▶ _Problem requirements_
Give back all the data exactly, line by line.

Rows from a figure dataset:
--

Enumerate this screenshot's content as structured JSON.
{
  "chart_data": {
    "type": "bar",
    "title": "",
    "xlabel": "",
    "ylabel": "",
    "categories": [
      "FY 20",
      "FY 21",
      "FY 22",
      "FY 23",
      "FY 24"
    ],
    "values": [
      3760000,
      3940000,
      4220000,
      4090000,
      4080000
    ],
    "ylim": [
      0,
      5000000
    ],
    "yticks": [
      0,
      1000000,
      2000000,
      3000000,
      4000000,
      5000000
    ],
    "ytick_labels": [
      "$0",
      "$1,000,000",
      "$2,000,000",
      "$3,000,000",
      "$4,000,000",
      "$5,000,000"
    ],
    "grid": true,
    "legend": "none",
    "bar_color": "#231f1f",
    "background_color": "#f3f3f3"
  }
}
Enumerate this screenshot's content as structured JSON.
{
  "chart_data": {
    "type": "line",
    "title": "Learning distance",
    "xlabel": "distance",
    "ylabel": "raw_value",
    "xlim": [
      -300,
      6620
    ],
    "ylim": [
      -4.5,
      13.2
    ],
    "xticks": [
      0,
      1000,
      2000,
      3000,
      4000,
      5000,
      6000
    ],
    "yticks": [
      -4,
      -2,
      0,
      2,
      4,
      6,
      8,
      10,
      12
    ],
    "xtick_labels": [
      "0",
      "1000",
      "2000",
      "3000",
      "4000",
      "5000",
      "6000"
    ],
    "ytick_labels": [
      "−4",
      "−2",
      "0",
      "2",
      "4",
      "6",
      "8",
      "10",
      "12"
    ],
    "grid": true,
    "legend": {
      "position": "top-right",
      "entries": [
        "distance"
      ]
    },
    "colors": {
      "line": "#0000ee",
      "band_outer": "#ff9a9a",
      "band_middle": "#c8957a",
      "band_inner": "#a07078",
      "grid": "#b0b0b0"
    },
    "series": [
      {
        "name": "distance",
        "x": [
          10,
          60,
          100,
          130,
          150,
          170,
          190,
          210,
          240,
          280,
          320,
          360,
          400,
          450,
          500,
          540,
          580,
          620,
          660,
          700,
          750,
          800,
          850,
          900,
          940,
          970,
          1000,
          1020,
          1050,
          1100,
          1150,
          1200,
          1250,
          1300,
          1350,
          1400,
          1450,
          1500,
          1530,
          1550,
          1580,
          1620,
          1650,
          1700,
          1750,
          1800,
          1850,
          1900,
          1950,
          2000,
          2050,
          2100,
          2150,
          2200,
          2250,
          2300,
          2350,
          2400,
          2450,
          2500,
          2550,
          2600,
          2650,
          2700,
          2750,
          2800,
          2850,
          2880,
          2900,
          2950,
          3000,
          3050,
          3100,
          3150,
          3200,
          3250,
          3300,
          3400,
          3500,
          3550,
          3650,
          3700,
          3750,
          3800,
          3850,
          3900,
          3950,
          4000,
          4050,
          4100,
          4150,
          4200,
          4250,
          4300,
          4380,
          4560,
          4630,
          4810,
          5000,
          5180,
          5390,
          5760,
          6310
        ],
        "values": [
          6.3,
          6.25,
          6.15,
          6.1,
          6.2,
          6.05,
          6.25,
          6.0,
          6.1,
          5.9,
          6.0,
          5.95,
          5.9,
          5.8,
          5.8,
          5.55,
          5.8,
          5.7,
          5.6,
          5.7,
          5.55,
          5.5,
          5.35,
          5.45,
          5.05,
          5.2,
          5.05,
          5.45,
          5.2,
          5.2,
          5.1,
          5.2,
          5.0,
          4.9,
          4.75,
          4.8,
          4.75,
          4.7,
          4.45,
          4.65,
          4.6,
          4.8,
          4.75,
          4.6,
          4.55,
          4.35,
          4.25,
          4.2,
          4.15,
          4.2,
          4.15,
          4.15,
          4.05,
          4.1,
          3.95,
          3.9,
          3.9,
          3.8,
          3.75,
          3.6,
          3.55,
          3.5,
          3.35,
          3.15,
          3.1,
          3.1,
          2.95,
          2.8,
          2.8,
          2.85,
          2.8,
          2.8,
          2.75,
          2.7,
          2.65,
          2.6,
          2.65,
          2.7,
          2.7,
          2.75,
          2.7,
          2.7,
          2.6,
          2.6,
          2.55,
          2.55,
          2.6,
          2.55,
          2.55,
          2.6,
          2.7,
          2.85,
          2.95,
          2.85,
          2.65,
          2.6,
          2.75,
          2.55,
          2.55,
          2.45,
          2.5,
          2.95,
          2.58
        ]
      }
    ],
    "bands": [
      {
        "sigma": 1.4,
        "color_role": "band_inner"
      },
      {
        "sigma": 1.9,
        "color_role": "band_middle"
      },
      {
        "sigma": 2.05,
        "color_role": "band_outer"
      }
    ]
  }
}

--

▶ _Full solution_
Enumerate this screenshot's content as structured JSON.
{
  "chart_data": {
    "type": "bar",
    "title": "",
    "xlabel": "",
    "ylabel": "",
    "categories": [
      "FY 20",
      "FY 21",
      "FY 22",
      "FY 23",
      "FY 24"
    ],
    "values": [
      3760000,
      3940000,
      4220000,
      4090000,
      4080000
    ],
    "ylim": [
      0,
      5000000
    ],
    "yticks": [
      0,
      1000000,
      2000000,
      3000000,
      4000000,
      5000000
    ],
    "ytick_labels": [
      "$0",
      "$1,000,000",
      "$2,000,000",
      "$3,000,000",
      "$4,000,000",
      "$5,000,000"
    ],
    "grid": true,
    "legend": "none",
    "bar_color": "#231f1f",
    "background_color": "#f3f3f3"
  }
}
Enumerate this screenshot's content as structured JSON.
{
  "chart_data": {
    "type": "line",
    "title": "Learning distance",
    "xlabel": "distance",
    "ylabel": "raw_value",
    "xlim": [
      -300,
      6620
    ],
    "ylim": [
      -4.5,
      13.2
    ],
    "xticks": [
      0,
      1000,
      2000,
      3000,
      4000,
      5000,
      6000
    ],
    "yticks": [
      -4,
      -2,
      0,
      2,
      4,
      6,
      8,
      10,
      12
    ],
    "xtick_labels": [
      "0",
      "1000",
      "2000",
      "3000",
      "4000",
      "5000",
      "6000"
    ],
    "ytick_labels": [
      "−4",
      "−2",
      "0",
      "2",
      "4",
      "6",
      "8",
      "10",
      "12"
    ],
    "grid": true,
    "legend": {
      "position": "top-right",
      "entries": [
        "distance"
      ]
    },
    "colors": {
      "line": "#0000ee",
      "band_outer": "#ff9a9a",
      "band_middle": "#c8957a",
      "band_inner": "#a07078",
      "grid": "#b0b0b0"
    },
    "series": [
      {
        "name": "distance",
        "x": [
          10,
          60,
          100,
          130,
          150,
          170,
          190,
          210,
          240,
          280,
          320,
          360,
          400,
          450,
          500,
          540,
          580,
          620,
          660,
          700,
          750,
          800,
          850,
          900,
          940,
          970,
          1000,
          1020,
          1050,
          1100,
          1150,
          1200,
          1250,
          1300,
          1350,
          1400,
          1450,
          1500,
          1530,
          1550,
          1580,
          1620,
          1650,
          1700,
          1750,
          1800,
          1850,
          1900,
          1950,
          2000,
          2050,
          2100,
          2150,
          2200,
          2250,
          2300,
          2350,
          2400,
          2450,
          2500,
          2550,
          2600,
          2650,
          2700,
          2750,
          2800,
          2850,
          2880,
          2900,
          2950,
          3000,
          3050,
          3100,
          3150,
          3200,
          3250,
          3300,
          3400,
          3500,
          3550,
          3650,
          3700,
          3750,
          3800,
          3850,
          3900,
          3950,
          4000,
          4050,
          4100,
          4150,
          4200,
          4250,
          4300,
          4380,
          4560,
          4630,
          4810,
          5000,
          5180,
          5390,
          5760,
          6310
        ],
        "values": [
          6.3,
          6.25,
          6.15,
          6.1,
          6.2,
          6.05,
          6.25,
          6.0,
          6.1,
          5.9,
          6.0,
          5.95,
          5.9,
          5.8,
          5.8,
          5.55,
          5.8,
          5.7,
          5.6,
          5.7,
          5.55,
          5.5,
          5.35,
          5.45,
          5.05,
          5.2,
          5.05,
          5.45,
          5.2,
          5.2,
          5.1,
          5.2,
          5.0,
          4.9,
          4.75,
          4.8,
          4.75,
          4.7,
          4.45,
          4.65,
          4.6,
          4.8,
          4.75,
          4.6,
          4.55,
          4.35,
          4.25,
          4.2,
          4.15,
          4.2,
          4.15,
          4.15,
          4.05,
          4.1,
          3.95,
          3.9,
          3.9,
          3.8,
          3.75,
          3.6,
          3.55,
          3.5,
          3.35,
          3.15,
          3.1,
          3.1,
          2.95,
          2.8,
          2.8,
          2.85,
          2.8,
          2.8,
          2.75,
          2.7,
          2.65,
          2.6,
          2.65,
          2.7,
          2.7,
          2.75,
          2.7,
          2.7,
          2.6,
          2.6,
          2.55,
          2.55,
          2.6,
          2.55,
          2.55,
          2.6,
          2.7,
          2.85,
          2.95,
          2.85,
          2.65,
          2.6,
          2.75,
          2.55,
          2.55,
          2.45,
          2.5,
          2.95,
          2.58
        ]
      }
    ],
    "bands": [
      {
        "sigma": 1.4,
        "color_role": "band_inner"
      },
      {
        "sigma": 1.9,
        "color_role": "band_middle"
      },
      {
        "sigma": 2.05,
        "color_role": "band_outer"
      }
    ]
  }
}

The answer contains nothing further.